## begin PROVIDED RECORDS

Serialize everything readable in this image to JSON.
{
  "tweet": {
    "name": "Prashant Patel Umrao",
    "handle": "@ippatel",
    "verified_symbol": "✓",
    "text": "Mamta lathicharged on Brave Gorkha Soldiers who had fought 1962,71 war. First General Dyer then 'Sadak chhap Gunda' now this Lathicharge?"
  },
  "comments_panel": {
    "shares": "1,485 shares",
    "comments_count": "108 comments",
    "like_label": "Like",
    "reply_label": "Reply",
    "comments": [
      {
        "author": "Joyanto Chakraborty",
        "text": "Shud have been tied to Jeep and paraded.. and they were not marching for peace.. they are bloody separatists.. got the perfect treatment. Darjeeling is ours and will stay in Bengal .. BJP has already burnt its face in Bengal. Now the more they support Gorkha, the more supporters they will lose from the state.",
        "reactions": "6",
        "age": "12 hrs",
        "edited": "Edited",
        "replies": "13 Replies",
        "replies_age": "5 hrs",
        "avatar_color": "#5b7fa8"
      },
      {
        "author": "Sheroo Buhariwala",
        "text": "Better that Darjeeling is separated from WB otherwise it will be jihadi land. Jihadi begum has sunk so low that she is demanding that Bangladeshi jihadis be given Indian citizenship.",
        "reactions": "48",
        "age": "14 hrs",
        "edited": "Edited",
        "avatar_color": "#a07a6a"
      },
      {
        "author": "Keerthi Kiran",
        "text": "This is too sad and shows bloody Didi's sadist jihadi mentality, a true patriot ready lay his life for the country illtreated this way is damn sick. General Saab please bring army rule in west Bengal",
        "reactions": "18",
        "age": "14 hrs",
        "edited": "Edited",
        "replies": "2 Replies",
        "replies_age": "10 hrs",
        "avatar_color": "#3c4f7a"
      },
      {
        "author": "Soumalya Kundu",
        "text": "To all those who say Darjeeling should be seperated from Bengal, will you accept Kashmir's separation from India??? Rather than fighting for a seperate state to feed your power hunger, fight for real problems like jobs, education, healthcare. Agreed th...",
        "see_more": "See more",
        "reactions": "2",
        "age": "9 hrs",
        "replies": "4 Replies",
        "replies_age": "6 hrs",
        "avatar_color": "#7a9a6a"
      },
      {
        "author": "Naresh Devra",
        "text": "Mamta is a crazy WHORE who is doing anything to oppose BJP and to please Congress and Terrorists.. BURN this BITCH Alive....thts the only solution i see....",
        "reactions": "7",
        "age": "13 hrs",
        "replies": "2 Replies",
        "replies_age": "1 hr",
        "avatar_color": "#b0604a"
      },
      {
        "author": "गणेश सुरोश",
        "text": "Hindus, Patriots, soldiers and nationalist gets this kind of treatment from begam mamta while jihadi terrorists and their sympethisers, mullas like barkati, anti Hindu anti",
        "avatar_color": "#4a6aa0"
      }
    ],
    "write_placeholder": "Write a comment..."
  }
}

## end PROVIDED RECORDS

**DIRECTION**. Write out every line from the records above, word for word.

**TASK OUTPUT**.
Serialize everything readable in this image to JSON.
{
  "tweet": {
    "name": "Prashant Patel Umrao",
    "handle": "@ippatel",
    "verified_symbol": "✓",
    "text": "Mamta lathicharged on Brave Gorkha Soldiers who had fought 1962,71 war. First General Dyer then 'Sadak chhap Gunda' now this Lathicharge?"
  },
  "comments_panel": {
    "shares": "1,485 shares",
    "comments_count": "108 comments",
    "like_label": "Like",
    "reply_label": "Reply",
    "comments": [
      {
        "author": "Joyanto Chakraborty",
        "text": "Shud have been tied to Jeep and paraded.. and they were not marching for peace.. they are bloody separatists.. got the perfect treatment. Darjeeling is ours and will stay in Bengal .. BJP has already burnt its face in Bengal. Now the more they support Gorkha, the more supporters they will lose from the state.",
        "reactions": "6",
        "age": "12 hrs",
        "edited": "Edited",
        "replies": "13 Replies",
        "replies_age": "5 hrs",
        "avatar_color": "#5b7fa8"
      },
      {
        "author": "Sheroo Buhariwala",
        "text": "Better that Darjeeling is separated from WB otherwise it will be jihadi land. Jihadi begum has sunk so low that she is demanding that Bangladeshi jihadis be given Indian citizenship.",
        "reactions": "48",
        "age": "14 hrs",
        "edited": "Edited",
        "avatar_color": "#a07a6a"
      },
      {
        "author": "Keerthi Kiran",
        "text": "This is too sad and shows bloody Didi's sadist jihadi mentality, a true patriot ready lay his life for the country illtreated this way is damn sick. General Saab please bring army rule in west Bengal",
        "reactions": "18",
        "age": "14 hrs",
        "edited": "Edited",
        "replies": "2 Replies",
        "replies_age": "10 hrs",
        "avatar_color": "#3c4f7a"
      },
      {
        "author": "Soumalya Kundu",
        "text": "To all those who say Darjeeling should be seperated from Bengal, will you accept Kashmir's separation from India??? Rather than fighting for a seperate state to feed your power hunger, fight for real problems like jobs, education, healthcare. Agreed th...",
        "see_more": "See more",
        "reactions": "2",
        "age": "9 hrs",
        "replies": "4 Replies",
        "replies_age": "6 hrs",
        "avatar_color": "#7a9a6a"
      },
      {
        "author": "Naresh Devra",
        "text": "Mamta is a crazy WHORE who is doing anything to oppose BJP and to please Congress and Terrorists.. BURN this BITCH Alive....thts the only solution i see....",
        "reactions": "7",
        "age": "13 hrs",
        "replies": "2 Replies",
        "replies_age": "1 hr",
        "avatar_color": "#b0604a"
      },
      {
        "author": "गणेश सुरोश",
        "text": "Hindus, Patriots, soldiers and nationalist gets this kind of treatment from begam mamta while jihadi terrorists and their sympethisers, mullas like barkati, anti Hindu anti",
        "avatar_color": "#4a6aa0"
      }
    ],
    "write_placeholder": "Write a comment..."
  }
}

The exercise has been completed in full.